*Testo fornito*:
════════
Dieci lunghi giorni di guerra

A che punto siamo col conflitto scatenato da Mosca. Un fatto è ormai chiarissimo: Putin ha sbagliato i calcoli e rischia di pagare un prezzo molto alto

di Raffaele Crocco

Emmanuel Macron, il presidente francese che tenta costantemente la mediazione, dice che l’obiettivo di Putin è ancora “prendere il controllo dell’intera Ucraina”. Cosa che appare sempre meno possibile: i primi dieci giorni di guerra d’invasione scatenata dalla Russia, sembrano raccontare difficoltà reali per l’esercito russo. Il balletto sul numero dei caduti e dei mezzi distrutti è in pieno svolgimento, con dati che passano dai 9mila soldati russi morti e centinaia di carri e sistemi d’artiglieria distrutti annunciati dal governo di Kiev, ai 500 caduti e 1.600 feriti ammessi da Mosca. Anche per gli ucraini le perdite sono ingenti e qui a morire sono anche i civili, vittime dei bombardamenti delle città. Si parla di qualche migliaio di morti, ormai.
════════
*Consegne dell'esercizio*:
a – Secondo l'articolo sulla guerra in Ucraina, quante perdite tra i propri soldati ammette Mosca?
b – Trascrivi fedelmente dall'articolo sulla guerra in Ucraina il brano che va da "di Raffaele Crocco" a "di morti, ormai.".

*Voci estratte*:
════════
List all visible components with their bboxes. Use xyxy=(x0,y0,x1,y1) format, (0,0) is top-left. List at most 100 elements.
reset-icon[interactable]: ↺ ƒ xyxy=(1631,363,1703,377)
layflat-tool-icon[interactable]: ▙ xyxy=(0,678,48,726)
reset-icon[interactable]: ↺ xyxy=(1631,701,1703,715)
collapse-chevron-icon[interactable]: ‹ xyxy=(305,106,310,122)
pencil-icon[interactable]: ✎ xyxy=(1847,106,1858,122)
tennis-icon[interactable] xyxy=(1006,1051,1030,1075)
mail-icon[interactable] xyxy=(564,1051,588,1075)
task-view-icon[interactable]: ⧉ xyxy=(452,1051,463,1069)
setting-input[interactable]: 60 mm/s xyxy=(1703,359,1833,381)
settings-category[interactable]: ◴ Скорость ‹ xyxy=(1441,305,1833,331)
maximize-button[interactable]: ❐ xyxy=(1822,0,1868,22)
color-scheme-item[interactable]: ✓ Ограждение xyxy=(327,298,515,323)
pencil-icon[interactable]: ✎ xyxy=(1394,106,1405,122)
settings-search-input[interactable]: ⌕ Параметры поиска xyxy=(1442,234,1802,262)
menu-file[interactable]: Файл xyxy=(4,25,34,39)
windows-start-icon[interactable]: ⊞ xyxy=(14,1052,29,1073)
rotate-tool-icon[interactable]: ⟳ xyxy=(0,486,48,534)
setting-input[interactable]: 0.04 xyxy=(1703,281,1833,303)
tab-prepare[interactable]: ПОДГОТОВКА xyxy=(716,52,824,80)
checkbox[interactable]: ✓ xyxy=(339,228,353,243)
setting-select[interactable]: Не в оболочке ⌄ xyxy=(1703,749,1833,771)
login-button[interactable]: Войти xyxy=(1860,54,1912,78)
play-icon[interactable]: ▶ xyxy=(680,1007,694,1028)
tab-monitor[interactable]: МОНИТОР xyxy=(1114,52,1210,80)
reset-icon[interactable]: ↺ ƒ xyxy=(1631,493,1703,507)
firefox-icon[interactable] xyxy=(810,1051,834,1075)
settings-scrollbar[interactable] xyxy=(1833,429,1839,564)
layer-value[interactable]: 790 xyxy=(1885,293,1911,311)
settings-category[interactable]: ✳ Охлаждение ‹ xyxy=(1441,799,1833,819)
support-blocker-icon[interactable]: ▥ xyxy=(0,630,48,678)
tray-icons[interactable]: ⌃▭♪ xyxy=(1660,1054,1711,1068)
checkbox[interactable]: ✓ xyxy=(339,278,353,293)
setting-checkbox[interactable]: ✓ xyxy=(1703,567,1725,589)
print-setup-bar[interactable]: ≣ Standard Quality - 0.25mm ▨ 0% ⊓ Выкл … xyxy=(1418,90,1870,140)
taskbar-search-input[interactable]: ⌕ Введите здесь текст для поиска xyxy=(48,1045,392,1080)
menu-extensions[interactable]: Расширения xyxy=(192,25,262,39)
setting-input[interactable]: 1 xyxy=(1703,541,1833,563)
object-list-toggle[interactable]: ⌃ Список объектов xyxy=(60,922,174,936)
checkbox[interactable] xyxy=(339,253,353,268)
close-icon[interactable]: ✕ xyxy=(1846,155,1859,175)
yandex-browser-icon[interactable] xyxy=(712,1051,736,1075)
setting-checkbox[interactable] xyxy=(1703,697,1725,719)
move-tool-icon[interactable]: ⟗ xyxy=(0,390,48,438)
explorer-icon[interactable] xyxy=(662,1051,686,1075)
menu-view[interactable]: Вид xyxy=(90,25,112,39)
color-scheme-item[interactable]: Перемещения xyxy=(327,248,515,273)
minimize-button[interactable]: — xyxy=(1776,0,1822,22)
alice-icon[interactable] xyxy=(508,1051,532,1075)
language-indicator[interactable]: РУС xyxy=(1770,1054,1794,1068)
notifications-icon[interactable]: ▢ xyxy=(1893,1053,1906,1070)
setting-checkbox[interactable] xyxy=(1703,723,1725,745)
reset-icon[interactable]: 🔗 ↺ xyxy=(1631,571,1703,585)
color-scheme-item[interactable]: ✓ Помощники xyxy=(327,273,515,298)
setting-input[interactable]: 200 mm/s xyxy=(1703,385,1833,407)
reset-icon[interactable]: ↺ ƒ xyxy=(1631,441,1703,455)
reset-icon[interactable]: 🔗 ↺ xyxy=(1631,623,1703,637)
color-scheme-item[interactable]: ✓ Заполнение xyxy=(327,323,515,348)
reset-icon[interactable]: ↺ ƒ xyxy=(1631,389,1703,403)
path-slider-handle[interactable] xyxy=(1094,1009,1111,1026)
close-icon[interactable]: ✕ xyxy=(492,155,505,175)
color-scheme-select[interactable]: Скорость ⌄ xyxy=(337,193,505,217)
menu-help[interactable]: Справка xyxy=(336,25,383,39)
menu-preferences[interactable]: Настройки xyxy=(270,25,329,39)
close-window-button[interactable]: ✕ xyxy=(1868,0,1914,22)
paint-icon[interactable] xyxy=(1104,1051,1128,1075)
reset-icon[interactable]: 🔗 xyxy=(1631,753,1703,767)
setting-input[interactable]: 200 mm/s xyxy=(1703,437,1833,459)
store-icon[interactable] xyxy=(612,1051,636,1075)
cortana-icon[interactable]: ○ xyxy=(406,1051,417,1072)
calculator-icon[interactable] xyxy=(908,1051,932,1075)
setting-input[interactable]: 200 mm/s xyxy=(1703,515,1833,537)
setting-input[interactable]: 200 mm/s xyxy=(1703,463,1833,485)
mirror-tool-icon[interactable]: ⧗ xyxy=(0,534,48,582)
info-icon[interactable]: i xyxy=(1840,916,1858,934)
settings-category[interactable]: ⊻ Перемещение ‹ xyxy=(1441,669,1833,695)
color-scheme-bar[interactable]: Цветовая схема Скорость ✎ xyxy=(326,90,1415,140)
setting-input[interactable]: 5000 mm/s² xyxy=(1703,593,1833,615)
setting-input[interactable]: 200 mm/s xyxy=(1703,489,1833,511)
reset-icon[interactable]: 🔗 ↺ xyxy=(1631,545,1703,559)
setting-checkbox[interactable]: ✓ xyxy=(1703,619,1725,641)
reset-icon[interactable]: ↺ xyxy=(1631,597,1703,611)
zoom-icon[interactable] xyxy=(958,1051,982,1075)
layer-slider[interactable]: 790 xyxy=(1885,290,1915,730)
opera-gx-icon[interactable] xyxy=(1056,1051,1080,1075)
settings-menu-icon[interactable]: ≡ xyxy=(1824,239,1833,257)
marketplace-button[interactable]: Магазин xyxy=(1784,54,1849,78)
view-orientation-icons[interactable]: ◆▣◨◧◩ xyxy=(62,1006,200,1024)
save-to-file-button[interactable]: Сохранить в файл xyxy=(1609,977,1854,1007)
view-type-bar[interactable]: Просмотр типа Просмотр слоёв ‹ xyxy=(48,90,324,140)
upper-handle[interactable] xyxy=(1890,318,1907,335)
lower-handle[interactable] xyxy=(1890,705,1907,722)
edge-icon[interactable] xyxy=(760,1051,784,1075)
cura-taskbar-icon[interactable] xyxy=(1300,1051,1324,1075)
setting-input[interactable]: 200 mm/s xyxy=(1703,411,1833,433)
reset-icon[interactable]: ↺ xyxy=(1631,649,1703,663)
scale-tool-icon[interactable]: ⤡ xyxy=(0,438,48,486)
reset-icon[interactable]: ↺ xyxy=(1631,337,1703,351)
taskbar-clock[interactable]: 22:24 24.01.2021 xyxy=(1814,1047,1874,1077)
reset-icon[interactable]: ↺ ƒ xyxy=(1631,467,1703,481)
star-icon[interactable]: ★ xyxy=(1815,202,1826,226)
════════
*Risposte alle consegne*:
a – 500 caduti e 1.600 feriti.

b –
di Raffaele Crocco

Emmanuel Macron, il presidente francese che tenta costantemente la mediazione, dice che l’obiettivo di Putin è ancora “prendere il controllo dell’intera Ucraina”. Cosa che appare sempre meno possibile: i primi dieci giorni di guerra d’invasione scatenata dalla Russia, sembrano raccontare difficoltà reali per l’esercito russo. Il balletto sul numero dei caduti e dei mezzi distrutti è in pieno svolgimento, con dati che passano dai 9mila soldati russi morti e centinaia di carri e sistemi d’artiglieria distrutti annunciati dal governo di Kiev, ai 500 caduti e 1.600 feriti ammessi da Mosca. Anche per gli ucraini le perdite sono ingenti e qui a morire sono anche i civili, vittime dei bombardamenti delle città. Si parla di qualche migliaio di morti, ormai.